-- Begin SELECTED EXTRACT --

Three lessons today, God. Hmmm.
OK. I think I got the message.
I haven’t exactly been a stellar wife lately. As I’ve noted before, this Type A gal tends to be high on crabby and low on patience. God knows I need a lesson in gratitude.
Lesson # 1
I saw John. He was a shell of his former self. My tall, strapping island neighbor sat in a walker seat on the parking lot next to the dock. His immense hands were folded across the shrunken chest. John is my teaser, the big guy with a broad smile.
John usually towers above my five-foot-one. I love to spar with him, but I haven’t seen him in awhile. I shouted my greeting and ran over to give him a big hug.
John and I have known each other for years. He’s cooked me Frogmore Stew. He’s taught me how to tell tall tales and bet in the casino. But today, John is faded and frail.
I teased and he teased back, catching his breath as he talked. His eyes twinkled in the sunken shallows of a drawn face. I stood beside his walker while his wife got the golfcart.
“We’ve been off island to write our will,” she shouted over her shoulder.
“I did it right,” John told me resolutely. Then he gazed at the water. “My leg is numb,” he said. “Every day, something else,” he said.
I patted John’s back and put a hand on his shoulder.
John stood with great effort and could barely move when his wife brought the cart. “Bye bye!” I shouted after them as they drove the puddled path in the rain.
This, I think, may be the last time I see my island friend. Thank you, God for making this rendezvous possible. I’m grateful.
My friend reposted it on Facebook: a stunning photo of Liam Neesen and his late wife, Natasha Richardson – big stars, both of them. Beyond the star sparkle, however, was a written lesson in gratitude. Liam could not have expressed it better:
“They say the hardest thing in the world is losing someone you love. Someone you grew old with and watched grow everyday. Someone who showed you how to love. It’s the worst thing to ever happen to anyone. My wife died unexpectedly. She brought me so much joy. She was my everything. Those 16 years of being her husband taught me how to love unconditionally. We have to stop and be thankful for our spouses. Because, life is very short. Spend time with your spouses. Treat them well. …Tell the ones you love, that you love them everyday. Don’t take any moment for granted. Life is worth living.” – Liam Neesen
Then…the third lesson.

-- End SELECTED EXTRACT --

=== GOAL ===
Extend the piece on three lessons in gratitude above by writing what follows its final line, "Then…the third lesson."

-- Begin STORED DATA --

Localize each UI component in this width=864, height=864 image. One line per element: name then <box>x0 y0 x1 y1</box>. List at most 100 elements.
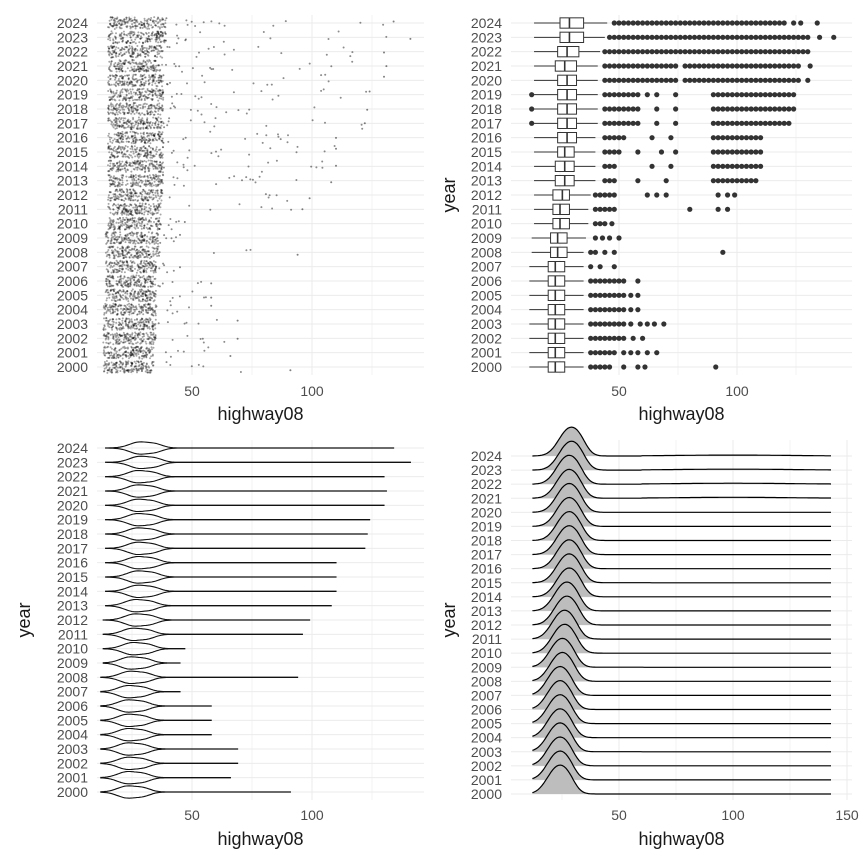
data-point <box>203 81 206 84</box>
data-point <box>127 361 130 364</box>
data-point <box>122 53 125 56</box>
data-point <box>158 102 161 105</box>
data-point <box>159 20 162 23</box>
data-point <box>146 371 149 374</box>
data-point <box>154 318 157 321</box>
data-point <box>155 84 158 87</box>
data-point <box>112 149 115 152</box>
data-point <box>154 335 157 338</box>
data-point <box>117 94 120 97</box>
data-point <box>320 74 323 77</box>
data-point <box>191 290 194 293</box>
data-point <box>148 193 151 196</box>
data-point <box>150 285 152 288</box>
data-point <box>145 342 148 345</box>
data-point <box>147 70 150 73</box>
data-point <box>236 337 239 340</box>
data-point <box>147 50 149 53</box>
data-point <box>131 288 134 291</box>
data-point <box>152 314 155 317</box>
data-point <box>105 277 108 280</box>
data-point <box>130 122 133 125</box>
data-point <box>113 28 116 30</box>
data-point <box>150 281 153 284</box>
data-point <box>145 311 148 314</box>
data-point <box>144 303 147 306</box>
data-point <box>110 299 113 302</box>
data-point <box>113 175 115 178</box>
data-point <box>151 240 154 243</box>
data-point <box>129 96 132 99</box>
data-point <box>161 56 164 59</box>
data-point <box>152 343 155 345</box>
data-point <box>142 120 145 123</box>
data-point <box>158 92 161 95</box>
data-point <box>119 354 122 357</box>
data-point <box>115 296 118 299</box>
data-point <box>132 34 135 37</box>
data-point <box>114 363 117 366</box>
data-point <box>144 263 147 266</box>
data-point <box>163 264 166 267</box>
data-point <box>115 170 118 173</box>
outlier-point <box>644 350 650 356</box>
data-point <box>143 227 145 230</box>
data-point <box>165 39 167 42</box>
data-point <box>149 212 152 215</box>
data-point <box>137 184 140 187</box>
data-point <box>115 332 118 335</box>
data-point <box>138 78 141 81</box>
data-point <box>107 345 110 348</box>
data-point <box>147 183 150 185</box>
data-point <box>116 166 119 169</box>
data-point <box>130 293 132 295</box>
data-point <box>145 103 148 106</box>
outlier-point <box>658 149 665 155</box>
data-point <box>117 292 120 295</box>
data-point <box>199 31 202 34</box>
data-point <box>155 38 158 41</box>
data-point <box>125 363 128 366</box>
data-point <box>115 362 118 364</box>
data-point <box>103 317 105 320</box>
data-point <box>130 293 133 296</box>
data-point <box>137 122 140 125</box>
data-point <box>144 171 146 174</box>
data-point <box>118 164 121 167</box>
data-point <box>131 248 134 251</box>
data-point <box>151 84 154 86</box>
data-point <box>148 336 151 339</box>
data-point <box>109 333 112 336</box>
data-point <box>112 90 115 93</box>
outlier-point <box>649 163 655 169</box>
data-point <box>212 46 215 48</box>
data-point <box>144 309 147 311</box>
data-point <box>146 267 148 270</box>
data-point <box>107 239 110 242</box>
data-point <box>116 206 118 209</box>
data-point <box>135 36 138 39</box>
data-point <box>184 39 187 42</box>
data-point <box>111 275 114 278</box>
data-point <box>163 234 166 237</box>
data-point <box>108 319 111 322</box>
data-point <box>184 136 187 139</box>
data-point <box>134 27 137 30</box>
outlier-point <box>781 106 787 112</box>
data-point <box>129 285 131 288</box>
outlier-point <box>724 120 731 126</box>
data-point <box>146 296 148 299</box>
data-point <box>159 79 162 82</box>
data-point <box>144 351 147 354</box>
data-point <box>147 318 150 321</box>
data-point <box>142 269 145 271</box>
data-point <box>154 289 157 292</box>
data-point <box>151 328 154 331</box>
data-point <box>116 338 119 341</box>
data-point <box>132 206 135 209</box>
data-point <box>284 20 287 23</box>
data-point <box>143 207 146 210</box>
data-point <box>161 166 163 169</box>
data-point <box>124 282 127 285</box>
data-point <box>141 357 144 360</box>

-- End STORED DATA --
-- Begin STORED DATA --

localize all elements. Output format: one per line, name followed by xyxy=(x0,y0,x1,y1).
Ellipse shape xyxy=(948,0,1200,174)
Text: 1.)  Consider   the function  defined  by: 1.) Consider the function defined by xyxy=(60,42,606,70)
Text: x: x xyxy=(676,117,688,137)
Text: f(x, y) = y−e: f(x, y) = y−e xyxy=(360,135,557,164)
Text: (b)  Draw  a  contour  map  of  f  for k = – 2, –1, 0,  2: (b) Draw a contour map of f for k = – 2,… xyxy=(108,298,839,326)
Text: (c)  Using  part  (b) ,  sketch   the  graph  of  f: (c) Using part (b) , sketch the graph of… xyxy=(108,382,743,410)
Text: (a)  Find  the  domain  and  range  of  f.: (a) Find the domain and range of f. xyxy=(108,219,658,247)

-- End STORED DATA --

=== EXERCISE RESPONSE ===
Harold drove his pickup truck and chattered enthusiastically about retirement and motorcycle riding. One January day when northern snowstorm threats caused us to catch an early flight out of Florida, Harold came through – speeding his way to our neighborhood to whisk us away. “I’ll get ya there on time,” he said.
In the evening on the island, I texted Harold a cheery text about providing a round trip pickup to the airport.
I did not expect this reply:
Horror of horrors! Our trusted Lyft driver had passed away. I felt foolish and caught off guard as I texted his wife my condolences and words of encouragement. She responded:
”He was very very special. My heart is broken and I miss him terribly.”
Pat’s pain reached through the phone. I wanted to hug her…to make everything all right. But all I could do was speak to her sadness via cell. It seemed a shallow gesture, but Pat humbly expressed gratitude.
Grateful. – Three Lessons in one day, Lord.
I think I get it. I need to make some changes.
We dried off and then, in a rare moment for me, I sat silently on the couch with Brad to watch movies.
I watched Brad’s Westerns without complaining. He let me sit beside him without tickling me. – It’s the little things.
Don’t take them for granted. They might slip away…in an illness…in an accident…in a heartbeat.
Sometimes you just have to settle into your little island of life and appreciate what you have… before it’s gone. .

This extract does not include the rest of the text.